## THE TASK
Return only the count of lines in which the word "wall" appears.
^^^^
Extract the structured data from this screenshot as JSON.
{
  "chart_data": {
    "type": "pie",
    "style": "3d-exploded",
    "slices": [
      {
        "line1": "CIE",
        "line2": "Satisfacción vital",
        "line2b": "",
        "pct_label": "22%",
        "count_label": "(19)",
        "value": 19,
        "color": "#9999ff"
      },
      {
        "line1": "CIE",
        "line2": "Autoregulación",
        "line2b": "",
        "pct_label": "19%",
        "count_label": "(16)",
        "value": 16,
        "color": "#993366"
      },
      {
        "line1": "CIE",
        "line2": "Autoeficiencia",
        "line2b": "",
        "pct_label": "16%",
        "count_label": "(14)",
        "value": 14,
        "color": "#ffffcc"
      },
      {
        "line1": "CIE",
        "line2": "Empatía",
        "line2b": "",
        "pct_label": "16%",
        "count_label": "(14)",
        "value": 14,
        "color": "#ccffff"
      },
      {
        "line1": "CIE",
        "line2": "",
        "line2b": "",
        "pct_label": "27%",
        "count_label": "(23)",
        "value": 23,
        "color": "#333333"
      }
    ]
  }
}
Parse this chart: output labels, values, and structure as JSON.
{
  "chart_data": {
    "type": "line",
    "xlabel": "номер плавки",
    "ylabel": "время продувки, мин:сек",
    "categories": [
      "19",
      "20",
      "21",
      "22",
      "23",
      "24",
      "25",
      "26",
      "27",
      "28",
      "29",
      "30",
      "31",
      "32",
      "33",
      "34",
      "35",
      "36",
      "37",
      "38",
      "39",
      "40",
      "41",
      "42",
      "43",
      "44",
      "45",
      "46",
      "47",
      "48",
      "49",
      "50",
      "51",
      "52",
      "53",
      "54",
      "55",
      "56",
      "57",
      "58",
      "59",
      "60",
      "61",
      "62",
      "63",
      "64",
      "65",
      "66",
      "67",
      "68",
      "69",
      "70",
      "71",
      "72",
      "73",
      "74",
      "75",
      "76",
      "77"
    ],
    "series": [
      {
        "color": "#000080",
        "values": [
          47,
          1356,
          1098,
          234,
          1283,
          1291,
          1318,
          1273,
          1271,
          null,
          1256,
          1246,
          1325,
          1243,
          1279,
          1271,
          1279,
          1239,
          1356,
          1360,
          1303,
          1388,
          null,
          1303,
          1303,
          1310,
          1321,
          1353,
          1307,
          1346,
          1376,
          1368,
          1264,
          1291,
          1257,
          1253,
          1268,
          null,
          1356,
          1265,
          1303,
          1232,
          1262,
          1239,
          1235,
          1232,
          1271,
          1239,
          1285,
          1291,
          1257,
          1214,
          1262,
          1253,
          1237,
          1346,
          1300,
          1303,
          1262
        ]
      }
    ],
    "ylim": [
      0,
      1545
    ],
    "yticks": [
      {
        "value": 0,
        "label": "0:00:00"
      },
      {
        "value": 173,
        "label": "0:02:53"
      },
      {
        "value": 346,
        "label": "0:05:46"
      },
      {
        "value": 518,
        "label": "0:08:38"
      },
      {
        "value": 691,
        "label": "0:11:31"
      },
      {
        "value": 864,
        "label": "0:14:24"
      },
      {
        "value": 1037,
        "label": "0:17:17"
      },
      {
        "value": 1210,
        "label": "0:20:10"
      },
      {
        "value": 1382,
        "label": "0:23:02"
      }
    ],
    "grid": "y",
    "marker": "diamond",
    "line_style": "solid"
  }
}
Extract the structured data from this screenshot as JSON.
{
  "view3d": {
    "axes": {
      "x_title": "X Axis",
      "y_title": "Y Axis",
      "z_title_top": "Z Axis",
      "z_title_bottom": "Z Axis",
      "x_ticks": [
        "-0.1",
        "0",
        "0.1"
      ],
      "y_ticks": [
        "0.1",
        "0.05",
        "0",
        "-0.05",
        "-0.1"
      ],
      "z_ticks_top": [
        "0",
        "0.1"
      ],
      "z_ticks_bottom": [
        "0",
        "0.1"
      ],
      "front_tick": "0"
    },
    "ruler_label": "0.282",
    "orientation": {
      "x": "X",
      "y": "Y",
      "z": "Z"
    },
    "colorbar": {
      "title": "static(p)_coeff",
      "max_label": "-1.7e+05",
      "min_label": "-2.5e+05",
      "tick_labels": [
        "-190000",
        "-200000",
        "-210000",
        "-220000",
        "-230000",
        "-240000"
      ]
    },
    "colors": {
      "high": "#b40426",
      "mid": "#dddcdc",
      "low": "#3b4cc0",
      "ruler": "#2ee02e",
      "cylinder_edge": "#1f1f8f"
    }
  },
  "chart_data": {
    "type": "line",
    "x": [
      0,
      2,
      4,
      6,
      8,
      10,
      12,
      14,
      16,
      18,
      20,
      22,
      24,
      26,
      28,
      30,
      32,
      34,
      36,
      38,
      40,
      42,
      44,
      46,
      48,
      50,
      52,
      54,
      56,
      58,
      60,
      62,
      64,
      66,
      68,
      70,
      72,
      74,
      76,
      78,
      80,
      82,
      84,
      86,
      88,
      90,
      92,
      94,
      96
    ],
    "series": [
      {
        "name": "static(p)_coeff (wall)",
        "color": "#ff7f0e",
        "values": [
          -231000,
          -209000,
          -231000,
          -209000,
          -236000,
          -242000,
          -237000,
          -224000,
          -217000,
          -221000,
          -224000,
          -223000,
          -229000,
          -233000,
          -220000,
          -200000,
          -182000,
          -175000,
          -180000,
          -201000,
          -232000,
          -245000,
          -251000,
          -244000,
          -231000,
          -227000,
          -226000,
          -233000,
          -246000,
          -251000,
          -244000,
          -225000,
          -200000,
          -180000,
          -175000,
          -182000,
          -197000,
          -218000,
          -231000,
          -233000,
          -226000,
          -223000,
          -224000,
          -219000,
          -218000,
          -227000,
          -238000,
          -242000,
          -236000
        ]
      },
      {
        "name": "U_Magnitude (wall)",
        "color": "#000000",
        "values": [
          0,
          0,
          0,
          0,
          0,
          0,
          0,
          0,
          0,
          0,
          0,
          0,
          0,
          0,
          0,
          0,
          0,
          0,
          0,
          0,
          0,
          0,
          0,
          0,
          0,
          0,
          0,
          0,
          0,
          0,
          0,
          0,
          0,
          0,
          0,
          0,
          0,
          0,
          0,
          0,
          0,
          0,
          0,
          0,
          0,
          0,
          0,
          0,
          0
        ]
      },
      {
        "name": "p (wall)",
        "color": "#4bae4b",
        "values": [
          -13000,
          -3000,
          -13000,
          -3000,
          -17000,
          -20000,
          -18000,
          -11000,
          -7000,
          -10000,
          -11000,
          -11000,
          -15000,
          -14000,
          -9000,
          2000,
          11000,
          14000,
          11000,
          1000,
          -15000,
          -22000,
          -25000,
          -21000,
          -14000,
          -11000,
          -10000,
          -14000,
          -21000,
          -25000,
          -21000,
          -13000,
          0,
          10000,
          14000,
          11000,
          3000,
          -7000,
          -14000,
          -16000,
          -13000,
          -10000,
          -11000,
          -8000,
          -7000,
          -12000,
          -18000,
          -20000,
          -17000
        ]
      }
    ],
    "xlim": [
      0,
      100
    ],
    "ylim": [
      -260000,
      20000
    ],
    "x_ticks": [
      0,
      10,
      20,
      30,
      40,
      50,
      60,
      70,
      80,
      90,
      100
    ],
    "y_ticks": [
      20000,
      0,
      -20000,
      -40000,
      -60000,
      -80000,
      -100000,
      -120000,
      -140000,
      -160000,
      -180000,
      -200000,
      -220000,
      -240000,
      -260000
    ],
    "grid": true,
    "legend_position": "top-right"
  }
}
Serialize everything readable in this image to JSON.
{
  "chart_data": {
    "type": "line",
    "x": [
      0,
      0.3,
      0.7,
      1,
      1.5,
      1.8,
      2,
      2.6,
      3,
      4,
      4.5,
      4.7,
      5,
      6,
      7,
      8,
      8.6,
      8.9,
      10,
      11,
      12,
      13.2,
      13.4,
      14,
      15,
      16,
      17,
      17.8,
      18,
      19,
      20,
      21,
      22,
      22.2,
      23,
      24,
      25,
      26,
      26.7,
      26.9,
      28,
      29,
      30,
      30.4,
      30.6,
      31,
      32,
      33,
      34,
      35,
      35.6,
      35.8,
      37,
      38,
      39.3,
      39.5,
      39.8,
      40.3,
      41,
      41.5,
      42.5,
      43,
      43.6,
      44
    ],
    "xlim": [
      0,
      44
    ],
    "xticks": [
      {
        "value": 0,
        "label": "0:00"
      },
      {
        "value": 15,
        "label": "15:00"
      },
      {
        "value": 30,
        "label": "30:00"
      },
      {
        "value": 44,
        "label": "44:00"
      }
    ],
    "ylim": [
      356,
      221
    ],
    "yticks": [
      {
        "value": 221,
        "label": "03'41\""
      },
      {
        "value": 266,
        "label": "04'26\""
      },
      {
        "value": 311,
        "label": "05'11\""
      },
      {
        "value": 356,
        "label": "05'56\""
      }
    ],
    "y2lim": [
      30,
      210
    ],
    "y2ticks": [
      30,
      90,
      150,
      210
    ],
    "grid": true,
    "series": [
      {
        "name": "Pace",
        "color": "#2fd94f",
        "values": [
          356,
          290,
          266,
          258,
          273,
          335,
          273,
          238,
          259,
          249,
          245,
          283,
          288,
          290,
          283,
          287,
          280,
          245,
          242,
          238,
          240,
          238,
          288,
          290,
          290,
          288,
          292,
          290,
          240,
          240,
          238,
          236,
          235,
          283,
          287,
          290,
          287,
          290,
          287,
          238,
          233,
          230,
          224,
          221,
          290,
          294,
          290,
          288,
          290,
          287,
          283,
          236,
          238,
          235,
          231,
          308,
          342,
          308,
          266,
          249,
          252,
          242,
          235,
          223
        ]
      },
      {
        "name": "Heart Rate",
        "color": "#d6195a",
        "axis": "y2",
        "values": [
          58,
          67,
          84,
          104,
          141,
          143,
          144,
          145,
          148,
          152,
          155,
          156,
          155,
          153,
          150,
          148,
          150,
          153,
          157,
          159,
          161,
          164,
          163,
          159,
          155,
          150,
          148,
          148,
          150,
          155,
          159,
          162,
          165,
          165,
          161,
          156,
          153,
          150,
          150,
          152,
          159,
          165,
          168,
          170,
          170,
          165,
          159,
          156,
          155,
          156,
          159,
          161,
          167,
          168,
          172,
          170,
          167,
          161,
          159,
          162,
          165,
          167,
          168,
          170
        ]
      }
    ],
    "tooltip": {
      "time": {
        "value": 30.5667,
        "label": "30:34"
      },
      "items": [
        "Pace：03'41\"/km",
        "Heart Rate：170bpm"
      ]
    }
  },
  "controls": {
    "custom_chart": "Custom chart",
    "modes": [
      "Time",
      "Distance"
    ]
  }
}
^^^^
## SOLUTION FOR THIS PROBLEM
3